Copy exactly, and only, the lines from the one with "Serialize everything readable" to the end of the listing; omit pictures.
++++ Provided data ++++
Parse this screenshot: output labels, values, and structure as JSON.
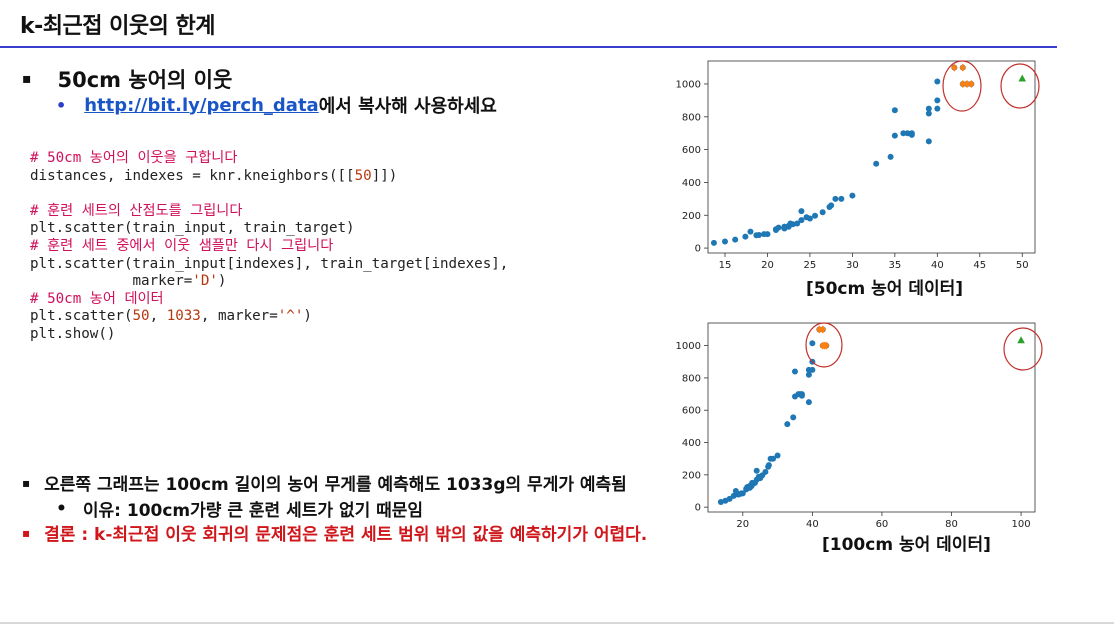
{
  "slide": {
    "title": "k-최근접 이웃의 한계",
    "bullet1": {
      "marker": "▪",
      "text": "50cm 농어의 이웃"
    },
    "bullet1_sub": {
      "marker": "•",
      "link": "http://bit.ly/perch_data",
      "suffix": "에서 복사해 사용하세요"
    },
    "bottom_bullets": [
      {
        "marker": "▪",
        "text": "오른쪽 그래프는 100cm 길이의 농어 무게를 예측해도 1033g의 무게가 예측됨"
      },
      {
        "marker": "•",
        "text": "이유: 100cm가량 큰 훈련 세트가 없기 때문임"
      },
      {
        "marker": "▪",
        "text": "결론 : k-최근접 이웃 회귀의 문제점은 훈련 세트 범위 밖의 값을 예측하기가 어렵다."
      }
    ],
    "colors": {
      "title_rule": "#3b3fd0",
      "link": "#1a55c8",
      "conclusion": "#d0161a",
      "code_comment": "#d1105a",
      "code_number": "#b5380f"
    }
  },
  "code": {
    "lines": [
      [
        {
          "t": "# 50cm 농어의 이웃을 구합니다",
          "k": "c"
        }
      ],
      [
        {
          "t": "distances, indexes = knr.kneighbors([["
        },
        {
          "t": "50",
          "k": "n"
        },
        {
          "t": "]])"
        }
      ],
      [
        {
          "t": ""
        }
      ],
      [
        {
          "t": "# 훈련 세트의 산점도를 그립니다",
          "k": "c"
        }
      ],
      [
        {
          "t": "plt.scatter(train_input, train_target)"
        }
      ],
      [
        {
          "t": "# 훈련 세트 중에서 이웃 샘플만 다시 그립니다",
          "k": "c"
        }
      ],
      [
        {
          "t": "plt.scatter(train_input[indexes], train_target[indexes],"
        }
      ],
      [
        {
          "t": "            marker="
        },
        {
          "t": "'D'",
          "k": "s"
        },
        {
          "t": ")"
        }
      ],
      [
        {
          "t": "# 50cm 농어 데이터",
          "k": "c"
        }
      ],
      [
        {
          "t": "plt.scatter("
        },
        {
          "t": "50",
          "k": "n"
        },
        {
          "t": ", "
        },
        {
          "t": "1033",
          "k": "n"
        },
        {
          "t": ", marker="
        },
        {
          "t": "'^'",
          "k": "s"
        },
        {
          "t": ")"
        }
      ],
      [
        {
          "t": "plt.show()"
        }
      ]
    ]
  },
  "chart_data": [
    {
      "type": "scatter",
      "caption": "[50cm 농어 데이터]",
      "xticks": [
        15,
        20,
        25,
        30,
        35,
        40,
        45,
        50
      ],
      "yticks": [
        0,
        200,
        400,
        600,
        800,
        1000
      ],
      "xlim": [
        13,
        51.5
      ],
      "ylim": [
        -30,
        1140
      ],
      "colors": {
        "train": "#1f77b4",
        "neighbors": "#ff7f0e",
        "query": "#2ca02c",
        "circle": "#c0302b"
      },
      "series": [
        {
          "marker": "circle",
          "points": [
            [
              13.7,
              32
            ],
            [
              15,
              40
            ],
            [
              16.2,
              51.5
            ],
            [
              17.4,
              70
            ],
            [
              18,
              100
            ],
            [
              18.7,
              78
            ],
            [
              19,
              80
            ],
            [
              19.6,
              85
            ],
            [
              20,
              85
            ],
            [
              21,
              110
            ],
            [
              21,
              115
            ],
            [
              21.3,
              125
            ],
            [
              22,
              130
            ],
            [
              22,
              120
            ],
            [
              22,
              120
            ],
            [
              22,
              130
            ],
            [
              22.5,
              135
            ],
            [
              22.5,
              130
            ],
            [
              22.7,
              150
            ],
            [
              23,
              145
            ],
            [
              23.5,
              150
            ],
            [
              24,
              170
            ],
            [
              24,
              225
            ],
            [
              24.6,
              188
            ],
            [
              25,
              180
            ],
            [
              25.6,
              197
            ],
            [
              26.5,
              218
            ],
            [
              27.3,
              250
            ],
            [
              27.5,
              260
            ],
            [
              28,
              300
            ],
            [
              28.7,
              300
            ],
            [
              30,
              320
            ],
            [
              32.8,
              514
            ],
            [
              34.5,
              556
            ],
            [
              35,
              840
            ],
            [
              35,
              685
            ],
            [
              36.5,
              700
            ],
            [
              36,
              700
            ],
            [
              37,
              700
            ],
            [
              37,
              690
            ],
            [
              39,
              650
            ],
            [
              39,
              820
            ],
            [
              39,
              850
            ],
            [
              40,
              900
            ],
            [
              40,
              850
            ],
            [
              40,
              1015
            ],
            [
              42,
              1100
            ],
            [
              43,
              1000
            ],
            [
              43,
              1100
            ],
            [
              43.5,
              1000
            ],
            [
              44,
              1000
            ]
          ]
        },
        {
          "marker": "diamond",
          "points": [
            [
              42,
              1100
            ],
            [
              43,
              1100
            ],
            [
              43,
              1000
            ],
            [
              43.5,
              1000
            ],
            [
              44,
              1000
            ]
          ]
        },
        {
          "marker": "triangle",
          "points": [
            [
              50,
              1033
            ]
          ]
        }
      ]
    },
    {
      "type": "scatter",
      "caption": "[100cm 농어 데이터]",
      "xticks": [
        20,
        40,
        60,
        80,
        100
      ],
      "yticks": [
        0,
        200,
        400,
        600,
        800,
        1000
      ],
      "xlim": [
        10,
        104
      ],
      "ylim": [
        -30,
        1140
      ],
      "colors": {
        "train": "#1f77b4",
        "neighbors": "#ff7f0e",
        "query": "#2ca02c",
        "circle": "#c0302b"
      },
      "series": [
        {
          "marker": "circle",
          "points": [
            [
              13.7,
              32
            ],
            [
              15,
              40
            ],
            [
              16.2,
              51.5
            ],
            [
              17.4,
              70
            ],
            [
              18,
              100
            ],
            [
              18.7,
              78
            ],
            [
              19,
              80
            ],
            [
              19.6,
              85
            ],
            [
              20,
              85
            ],
            [
              21,
              110
            ],
            [
              21,
              115
            ],
            [
              21.3,
              125
            ],
            [
              22,
              130
            ],
            [
              22,
              120
            ],
            [
              22,
              120
            ],
            [
              22,
              130
            ],
            [
              22.5,
              135
            ],
            [
              22.5,
              130
            ],
            [
              22.7,
              150
            ],
            [
              23,
              145
            ],
            [
              23.5,
              150
            ],
            [
              24,
              170
            ],
            [
              24,
              225
            ],
            [
              24.6,
              188
            ],
            [
              25,
              180
            ],
            [
              25.6,
              197
            ],
            [
              26.5,
              218
            ],
            [
              27.3,
              250
            ],
            [
              27.5,
              260
            ],
            [
              28,
              300
            ],
            [
              28.7,
              300
            ],
            [
              30,
              320
            ],
            [
              32.8,
              514
            ],
            [
              34.5,
              556
            ],
            [
              35,
              840
            ],
            [
              35,
              685
            ],
            [
              36.5,
              700
            ],
            [
              36,
              700
            ],
            [
              37,
              700
            ],
            [
              37,
              690
            ],
            [
              39,
              650
            ],
            [
              39,
              820
            ],
            [
              39,
              850
            ],
            [
              40,
              900
            ],
            [
              40,
              850
            ],
            [
              40,
              1015
            ],
            [
              42,
              1100
            ],
            [
              43,
              1000
            ],
            [
              43,
              1100
            ],
            [
              43.5,
              1000
            ],
            [
              44,
              1000
            ]
          ]
        },
        {
          "marker": "diamond",
          "points": [
            [
              42,
              1100
            ],
            [
              43,
              1100
            ],
            [
              43,
              1000
            ],
            [
              43.5,
              1000
            ],
            [
              44,
              1000
            ]
          ]
        },
        {
          "marker": "triangle",
          "points": [
            [
              100,
              1033
            ]
          ]
        }
      ]
    }
  ]
}
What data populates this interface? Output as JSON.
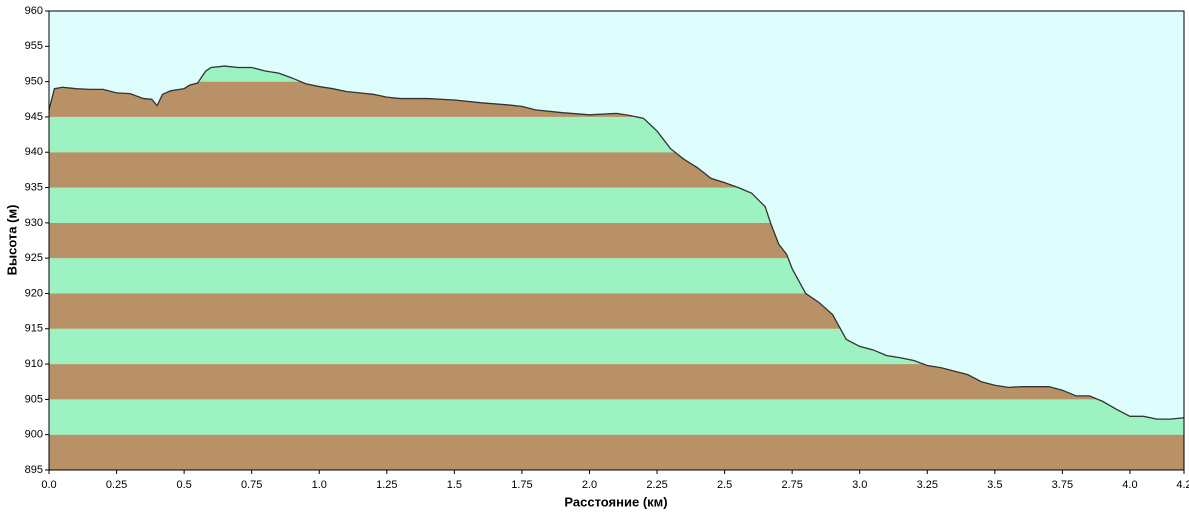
{
  "chart_data": {
    "type": "area",
    "x_label": "Расстояние  (км)",
    "y_label": "Высота (м)",
    "x": [
      0,
      0.02,
      0.05,
      0.1,
      0.15,
      0.2,
      0.25,
      0.3,
      0.35,
      0.38,
      0.4,
      0.42,
      0.45,
      0.5,
      0.52,
      0.55,
      0.58,
      0.6,
      0.65,
      0.7,
      0.75,
      0.8,
      0.85,
      0.9,
      0.95,
      1.0,
      1.05,
      1.1,
      1.15,
      1.2,
      1.25,
      1.3,
      1.4,
      1.5,
      1.6,
      1.7,
      1.75,
      1.8,
      1.9,
      2.0,
      2.1,
      2.15,
      2.2,
      2.25,
      2.3,
      2.35,
      2.4,
      2.45,
      2.5,
      2.55,
      2.6,
      2.65,
      2.67,
      2.7,
      2.73,
      2.75,
      2.8,
      2.85,
      2.9,
      2.95,
      3.0,
      3.05,
      3.1,
      3.15,
      3.2,
      3.25,
      3.3,
      3.35,
      3.4,
      3.45,
      3.5,
      3.55,
      3.6,
      3.7,
      3.75,
      3.8,
      3.85,
      3.9,
      3.95,
      4.0,
      4.05,
      4.1,
      4.15,
      4.2
    ],
    "values": [
      946,
      949,
      949.2,
      949,
      948.9,
      948.9,
      948.4,
      948.3,
      947.6,
      947.5,
      946.6,
      948.2,
      948.7,
      949,
      949.5,
      949.8,
      951.5,
      952,
      952.2,
      952,
      952,
      951.5,
      951.2,
      950.5,
      949.7,
      949.3,
      949,
      948.6,
      948.4,
      948.2,
      947.8,
      947.6,
      947.6,
      947.4,
      947,
      946.7,
      946.5,
      946,
      945.6,
      945.3,
      945.5,
      945.2,
      944.8,
      943,
      940.5,
      939,
      937.8,
      936.3,
      935.7,
      935,
      934.2,
      932.3,
      930,
      927,
      925.5,
      923.5,
      920,
      918.7,
      917,
      913.5,
      912.5,
      912,
      911.2,
      910.9,
      910.5,
      909.8,
      909.5,
      909,
      908.5,
      907.5,
      907,
      906.7,
      906.8,
      906.8,
      906.3,
      905.5,
      905.5,
      904.7,
      903.6,
      902.6,
      902.6,
      902.2,
      902.2,
      902.4
    ],
    "xlim": [
      0,
      4.2
    ],
    "xticks": [
      {
        "value": 0,
        "label": "0.0"
      },
      0.25,
      0.5,
      0.75,
      {
        "value": 1,
        "label": "1.0"
      },
      1.25,
      1.5,
      1.75,
      {
        "value": 2,
        "label": "2.0"
      },
      2.25,
      2.5,
      2.75,
      {
        "value": 3,
        "label": "3.0"
      },
      3.25,
      3.5,
      3.75,
      {
        "value": 4,
        "label": "4.0"
      },
      4.2
    ],
    "ylim": [
      895,
      960
    ],
    "yticks": [
      895,
      900,
      905,
      910,
      915,
      920,
      925,
      930,
      935,
      940,
      945,
      950,
      955,
      960
    ],
    "line_color": "#333333",
    "background": "#ddfefd",
    "band_colors": [
      "#b89266",
      "#9cf2c0"
    ]
  }
}
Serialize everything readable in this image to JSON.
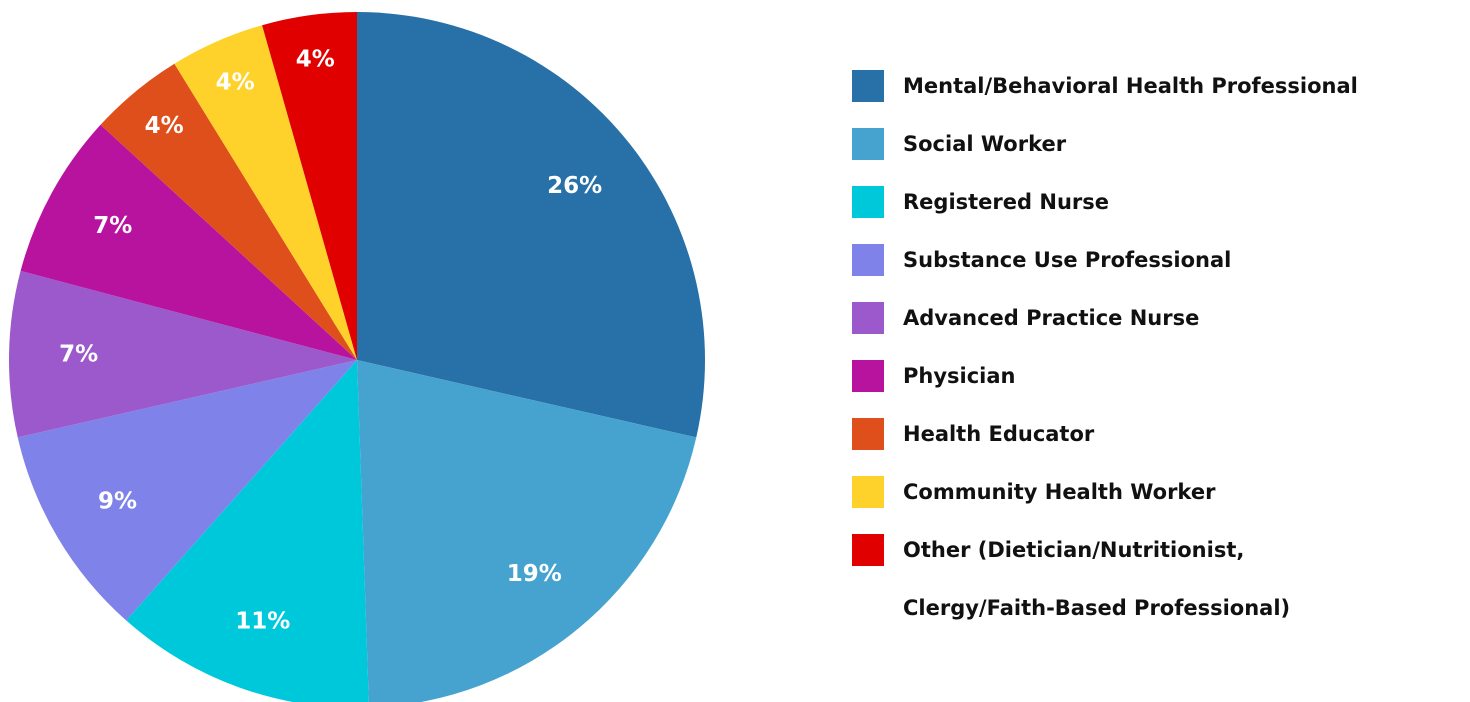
{
  "chart_data": {
    "type": "pie",
    "categories": [
      "Mental/Behavioral Health Professional",
      "Social Worker",
      "Registered Nurse",
      "Substance Use Professional",
      "Advanced Practice Nurse",
      "Physician",
      "Health Educator",
      "Community Health Worker",
      "Other (Dietician/Nutritionist, Clergy/Faith-Based Professional)"
    ],
    "values": [
      26,
      19,
      11,
      9,
      7,
      7,
      4,
      4,
      4
    ],
    "value_labels": [
      "26%",
      "19%",
      "11%",
      "9%",
      "7%",
      "7%",
      "4%",
      "4%",
      "4%"
    ],
    "colors": [
      "#2770a8",
      "#46a3cf",
      "#00c8db",
      "#7f82e8",
      "#9b59cc",
      "#b8139f",
      "#de4f1c",
      "#ffd22b",
      "#e00000"
    ],
    "legend": "right"
  }
}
++++
**Result of the exercise**
Serialize everything readable in this image to JSON.
{
  "chart_data": {
    "type": "pie",
    "categories": [
      "Mental/Behavioral Health Professional",
      "Social Worker",
      "Registered Nurse",
      "Substance Use Professional",
      "Advanced Practice Nurse",
      "Physician",
      "Health Educator",
      "Community Health Worker",
      "Other (Dietician/Nutritionist, Clergy/Faith-Based Professional)"
    ],
    "values": [
      26,
      19,
      11,
      9,
      7,
      7,
      4,
      4,
      4
    ],
    "value_labels": [
      "26%",
      "19%",
      "11%",
      "9%",
      "7%",
      "7%",
      "4%",
      "4%",
      "4%"
    ],
    "colors": [
      "#2770a8",
      "#46a3cf",
      "#00c8db",
      "#7f82e8",
      "#9b59cc",
      "#b8139f",
      "#de4f1c",
      "#ffd22b",
      "#e00000"
    ],
    "legend": "right"
  }
}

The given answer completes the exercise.